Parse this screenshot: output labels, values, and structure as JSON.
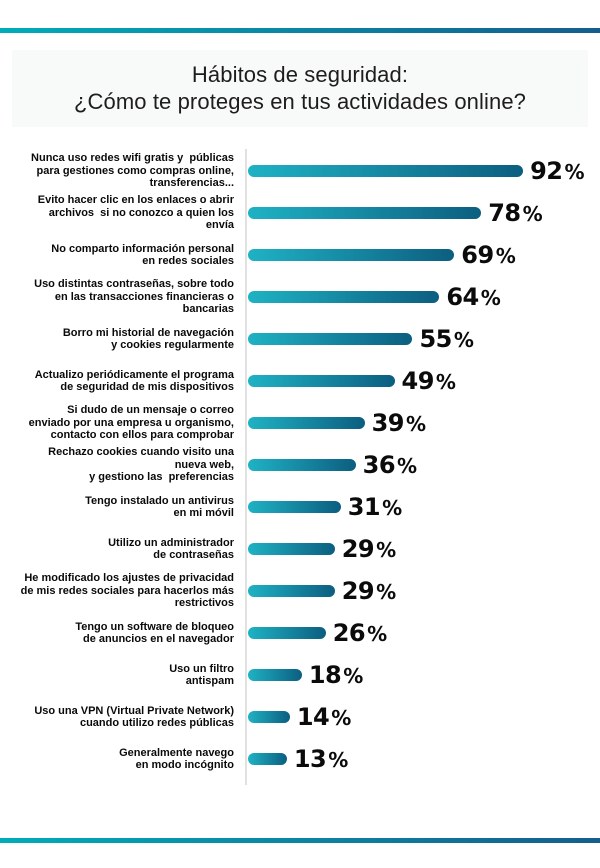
{
  "page": {
    "title_line1": "Hábitos de seguridad:",
    "title_line2": "¿Cómo te proteges en tus actividades online?"
  },
  "colors": {
    "bar_gradient_start": "#1fb2c4",
    "bar_gradient_end": "#0c5e80",
    "rule_gradient_start": "#00acb8",
    "rule_gradient_end": "#155e8c",
    "axis_line": "#e0e0e0",
    "title_background": "#f8f9f9",
    "value_text": "#0b0b0b"
  },
  "chart_data": {
    "type": "bar",
    "orientation": "horizontal",
    "title": "Hábitos de seguridad: ¿Cómo te proteges en tus actividades online?",
    "xlabel": "",
    "ylabel": "",
    "unit": "%",
    "xlim": [
      0,
      100
    ],
    "grid": false,
    "legend": false,
    "categories": [
      "Nunca uso redes wifi gratis y públicas para gestiones como compras online, transferencias...",
      "Evito hacer clic en los enlaces o abrir archivos si no conozco a quien los envía",
      "No comparto información personal en redes sociales",
      "Uso distintas contraseñas, sobre todo en las transacciones financieras o bancarias",
      "Borro mi historial de navegación y cookies regularmente",
      "Actualizo periódicamente el programa de seguridad de mis dispositivos",
      "Si dudo de un mensaje o correo enviado por una empresa u organismo, contacto con ellos para comprobar",
      "Rechazo cookies cuando visito una nueva web, y gestiono las preferencias",
      "Tengo instalado un antivirus en mi móvil",
      "Utilizo un administrador de contraseñas",
      "He modificado los ajustes de privacidad de mis redes sociales para hacerlos más restrictivos",
      "Tengo un software de bloqueo de anuncios en el navegador",
      "Uso un filtro antispam",
      "Uso una VPN (Virtual Private Network) cuando utilizo redes públicas",
      "Generalmente navego en modo incógnito"
    ],
    "values": [
      92,
      78,
      69,
      64,
      55,
      49,
      39,
      36,
      31,
      29,
      29,
      26,
      18,
      14,
      13
    ],
    "rows": [
      {
        "label_lines": [
          "Nunca uso redes wifi gratis y  públicas",
          "para gestiones como compras online,",
          "transferencias..."
        ],
        "value": 92
      },
      {
        "label_lines": [
          "Evito hacer clic en los enlaces o abrir",
          "archivos  si no conozco a quien los",
          "envía"
        ],
        "value": 78
      },
      {
        "label_lines": [
          "No comparto información personal",
          "en redes sociales"
        ],
        "value": 69
      },
      {
        "label_lines": [
          "Uso distintas contraseñas, sobre todo",
          "en las transacciones financieras o",
          "bancarias"
        ],
        "value": 64
      },
      {
        "label_lines": [
          "Borro mi historial de navegación",
          "y cookies regularmente"
        ],
        "value": 55
      },
      {
        "label_lines": [
          "Actualizo periódicamente el programa",
          "de seguridad de mis dispositivos"
        ],
        "value": 49
      },
      {
        "label_lines": [
          "Si dudo de un mensaje o correo",
          "enviado por una empresa u organismo,",
          "contacto con ellos para comprobar"
        ],
        "value": 39
      },
      {
        "label_lines": [
          "Rechazo cookies cuando visito una",
          "nueva web,",
          "y gestiono las  preferencias"
        ],
        "value": 36
      },
      {
        "label_lines": [
          "Tengo instalado un antivirus",
          "en mi móvil"
        ],
        "value": 31
      },
      {
        "label_lines": [
          "Utilizo un administrador",
          "de contraseñas"
        ],
        "value": 29
      },
      {
        "label_lines": [
          "He modificado los ajustes de privacidad",
          "de mis redes sociales para hacerlos más",
          "restrictivos"
        ],
        "value": 29
      },
      {
        "label_lines": [
          "Tengo un software de bloqueo",
          "de anuncios en el navegador"
        ],
        "value": 26
      },
      {
        "label_lines": [
          "Uso un filtro",
          "antispam"
        ],
        "value": 18
      },
      {
        "label_lines": [
          "Uso una VPN (Virtual Private Network)",
          "cuando utilizo redes públicas"
        ],
        "value": 14
      },
      {
        "label_lines": [
          "Generalmente navego",
          "en modo incógnito"
        ],
        "value": 13
      }
    ]
  }
}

----

EXERCISE DIRECTIONS »
How many lines in the records hold the string "historial"? Answer with only that number.

FINAL ANSWER »
2